--- TASK PROMPT ---
Work out how many lines of the material below mention the word "this"; reply with the number only.

(Figure dataset records)
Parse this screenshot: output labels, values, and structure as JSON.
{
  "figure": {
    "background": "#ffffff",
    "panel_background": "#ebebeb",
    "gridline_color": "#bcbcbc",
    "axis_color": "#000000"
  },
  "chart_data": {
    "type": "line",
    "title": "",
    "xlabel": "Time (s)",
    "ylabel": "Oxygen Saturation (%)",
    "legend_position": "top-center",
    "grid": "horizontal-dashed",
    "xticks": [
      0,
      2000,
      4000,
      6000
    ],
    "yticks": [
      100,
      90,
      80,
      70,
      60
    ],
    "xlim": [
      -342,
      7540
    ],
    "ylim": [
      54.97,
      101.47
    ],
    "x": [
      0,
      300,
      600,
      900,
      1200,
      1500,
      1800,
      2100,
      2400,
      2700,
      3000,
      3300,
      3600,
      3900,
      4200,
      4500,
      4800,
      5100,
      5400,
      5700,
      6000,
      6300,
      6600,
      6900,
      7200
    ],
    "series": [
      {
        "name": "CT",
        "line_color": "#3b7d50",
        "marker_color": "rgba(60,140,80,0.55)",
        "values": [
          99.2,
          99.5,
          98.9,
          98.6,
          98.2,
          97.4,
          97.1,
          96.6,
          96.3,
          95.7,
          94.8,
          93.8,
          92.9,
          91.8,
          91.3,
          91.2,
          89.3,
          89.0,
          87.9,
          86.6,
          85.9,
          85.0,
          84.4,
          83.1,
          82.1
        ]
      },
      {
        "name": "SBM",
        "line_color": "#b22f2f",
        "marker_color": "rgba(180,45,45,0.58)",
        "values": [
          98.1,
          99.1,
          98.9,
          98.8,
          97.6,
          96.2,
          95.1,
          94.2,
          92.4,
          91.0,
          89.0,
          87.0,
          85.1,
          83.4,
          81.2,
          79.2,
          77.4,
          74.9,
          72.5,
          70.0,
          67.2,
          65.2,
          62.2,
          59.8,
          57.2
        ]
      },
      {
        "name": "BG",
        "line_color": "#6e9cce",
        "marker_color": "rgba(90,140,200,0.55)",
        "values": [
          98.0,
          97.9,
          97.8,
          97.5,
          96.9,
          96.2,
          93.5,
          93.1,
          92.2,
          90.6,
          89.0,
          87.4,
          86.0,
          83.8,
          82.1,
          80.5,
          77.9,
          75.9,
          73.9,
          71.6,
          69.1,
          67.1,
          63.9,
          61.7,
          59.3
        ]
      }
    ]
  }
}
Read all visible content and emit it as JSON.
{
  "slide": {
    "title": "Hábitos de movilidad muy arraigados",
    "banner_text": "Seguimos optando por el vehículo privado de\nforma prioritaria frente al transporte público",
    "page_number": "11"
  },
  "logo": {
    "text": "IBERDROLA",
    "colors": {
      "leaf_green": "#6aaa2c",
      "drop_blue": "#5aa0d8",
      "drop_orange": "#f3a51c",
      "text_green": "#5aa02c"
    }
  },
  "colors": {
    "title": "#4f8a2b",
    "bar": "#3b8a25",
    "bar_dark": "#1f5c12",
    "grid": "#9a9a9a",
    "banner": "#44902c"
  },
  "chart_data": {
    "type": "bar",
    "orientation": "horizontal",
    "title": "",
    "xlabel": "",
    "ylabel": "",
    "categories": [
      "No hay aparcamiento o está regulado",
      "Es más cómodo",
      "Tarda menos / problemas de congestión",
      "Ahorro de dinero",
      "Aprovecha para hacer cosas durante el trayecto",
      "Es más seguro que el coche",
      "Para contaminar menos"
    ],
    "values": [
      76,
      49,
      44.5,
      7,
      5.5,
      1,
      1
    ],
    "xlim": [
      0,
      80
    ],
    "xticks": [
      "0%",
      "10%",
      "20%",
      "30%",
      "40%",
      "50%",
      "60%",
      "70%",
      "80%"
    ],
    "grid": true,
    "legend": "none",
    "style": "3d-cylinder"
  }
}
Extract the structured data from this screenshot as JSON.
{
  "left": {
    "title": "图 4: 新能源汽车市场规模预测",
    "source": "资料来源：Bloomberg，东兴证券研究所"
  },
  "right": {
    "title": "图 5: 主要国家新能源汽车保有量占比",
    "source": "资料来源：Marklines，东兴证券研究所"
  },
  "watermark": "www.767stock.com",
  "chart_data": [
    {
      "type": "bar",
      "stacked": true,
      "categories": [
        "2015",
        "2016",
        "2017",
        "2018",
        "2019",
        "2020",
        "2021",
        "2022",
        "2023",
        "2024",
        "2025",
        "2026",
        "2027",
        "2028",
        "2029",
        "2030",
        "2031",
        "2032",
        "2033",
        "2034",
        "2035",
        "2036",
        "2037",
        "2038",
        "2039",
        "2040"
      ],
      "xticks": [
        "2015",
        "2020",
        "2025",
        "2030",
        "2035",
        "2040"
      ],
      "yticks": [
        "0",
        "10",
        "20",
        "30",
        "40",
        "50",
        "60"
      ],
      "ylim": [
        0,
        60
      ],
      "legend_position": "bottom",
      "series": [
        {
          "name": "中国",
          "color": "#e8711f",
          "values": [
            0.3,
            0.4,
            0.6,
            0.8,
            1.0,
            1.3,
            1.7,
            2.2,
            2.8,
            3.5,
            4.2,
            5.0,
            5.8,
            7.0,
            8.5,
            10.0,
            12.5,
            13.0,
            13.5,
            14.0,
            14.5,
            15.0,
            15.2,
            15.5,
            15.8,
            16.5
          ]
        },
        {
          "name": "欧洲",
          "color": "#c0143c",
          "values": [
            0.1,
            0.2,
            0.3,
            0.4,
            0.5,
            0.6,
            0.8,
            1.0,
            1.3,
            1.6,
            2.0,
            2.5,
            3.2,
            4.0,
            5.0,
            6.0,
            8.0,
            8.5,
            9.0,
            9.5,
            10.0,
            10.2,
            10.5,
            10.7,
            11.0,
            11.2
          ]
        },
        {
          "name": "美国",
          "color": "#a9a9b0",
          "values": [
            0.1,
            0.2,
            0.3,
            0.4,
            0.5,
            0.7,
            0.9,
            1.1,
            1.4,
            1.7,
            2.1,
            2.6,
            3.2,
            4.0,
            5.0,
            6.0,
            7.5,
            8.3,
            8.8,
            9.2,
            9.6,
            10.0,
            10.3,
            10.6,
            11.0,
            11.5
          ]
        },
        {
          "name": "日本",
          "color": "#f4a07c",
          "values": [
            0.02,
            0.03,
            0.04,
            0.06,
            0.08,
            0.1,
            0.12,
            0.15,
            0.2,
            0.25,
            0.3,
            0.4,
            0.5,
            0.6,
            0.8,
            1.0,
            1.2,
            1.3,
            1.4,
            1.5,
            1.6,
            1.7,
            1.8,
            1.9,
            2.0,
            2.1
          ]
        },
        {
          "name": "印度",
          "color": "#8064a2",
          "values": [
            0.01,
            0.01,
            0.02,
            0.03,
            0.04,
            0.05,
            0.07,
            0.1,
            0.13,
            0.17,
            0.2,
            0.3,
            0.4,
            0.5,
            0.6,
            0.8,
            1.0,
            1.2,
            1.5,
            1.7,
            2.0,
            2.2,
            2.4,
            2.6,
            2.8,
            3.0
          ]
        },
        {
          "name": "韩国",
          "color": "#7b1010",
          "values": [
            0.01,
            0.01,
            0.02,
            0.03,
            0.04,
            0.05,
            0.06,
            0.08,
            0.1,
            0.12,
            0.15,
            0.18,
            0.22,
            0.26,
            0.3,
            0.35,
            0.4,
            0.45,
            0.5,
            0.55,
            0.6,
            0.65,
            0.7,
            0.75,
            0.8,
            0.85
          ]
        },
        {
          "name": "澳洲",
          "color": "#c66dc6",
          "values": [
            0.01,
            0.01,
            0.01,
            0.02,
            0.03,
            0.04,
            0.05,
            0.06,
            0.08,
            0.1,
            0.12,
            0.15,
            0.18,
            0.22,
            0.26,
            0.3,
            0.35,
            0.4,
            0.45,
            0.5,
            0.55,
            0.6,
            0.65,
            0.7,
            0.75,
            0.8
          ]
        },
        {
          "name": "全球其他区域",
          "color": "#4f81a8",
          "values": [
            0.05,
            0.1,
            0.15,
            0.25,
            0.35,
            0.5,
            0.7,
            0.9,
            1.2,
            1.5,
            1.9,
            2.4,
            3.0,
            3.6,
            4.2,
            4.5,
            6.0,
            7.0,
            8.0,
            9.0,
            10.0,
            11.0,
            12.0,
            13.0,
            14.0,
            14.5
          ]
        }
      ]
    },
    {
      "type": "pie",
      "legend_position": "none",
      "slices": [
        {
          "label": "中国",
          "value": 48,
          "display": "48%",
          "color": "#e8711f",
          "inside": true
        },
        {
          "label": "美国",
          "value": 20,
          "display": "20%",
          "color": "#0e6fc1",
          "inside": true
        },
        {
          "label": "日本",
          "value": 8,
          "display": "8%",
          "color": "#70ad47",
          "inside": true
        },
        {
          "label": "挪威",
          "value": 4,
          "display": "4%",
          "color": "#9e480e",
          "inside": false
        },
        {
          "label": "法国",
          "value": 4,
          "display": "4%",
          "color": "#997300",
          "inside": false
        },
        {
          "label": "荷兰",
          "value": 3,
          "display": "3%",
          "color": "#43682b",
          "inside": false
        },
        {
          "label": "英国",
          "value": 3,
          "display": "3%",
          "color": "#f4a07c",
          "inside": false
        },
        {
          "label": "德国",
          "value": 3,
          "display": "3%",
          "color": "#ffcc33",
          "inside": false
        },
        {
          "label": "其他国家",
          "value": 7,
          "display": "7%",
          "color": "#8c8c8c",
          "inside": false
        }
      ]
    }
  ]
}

--- ANSWER IN FULL ---
2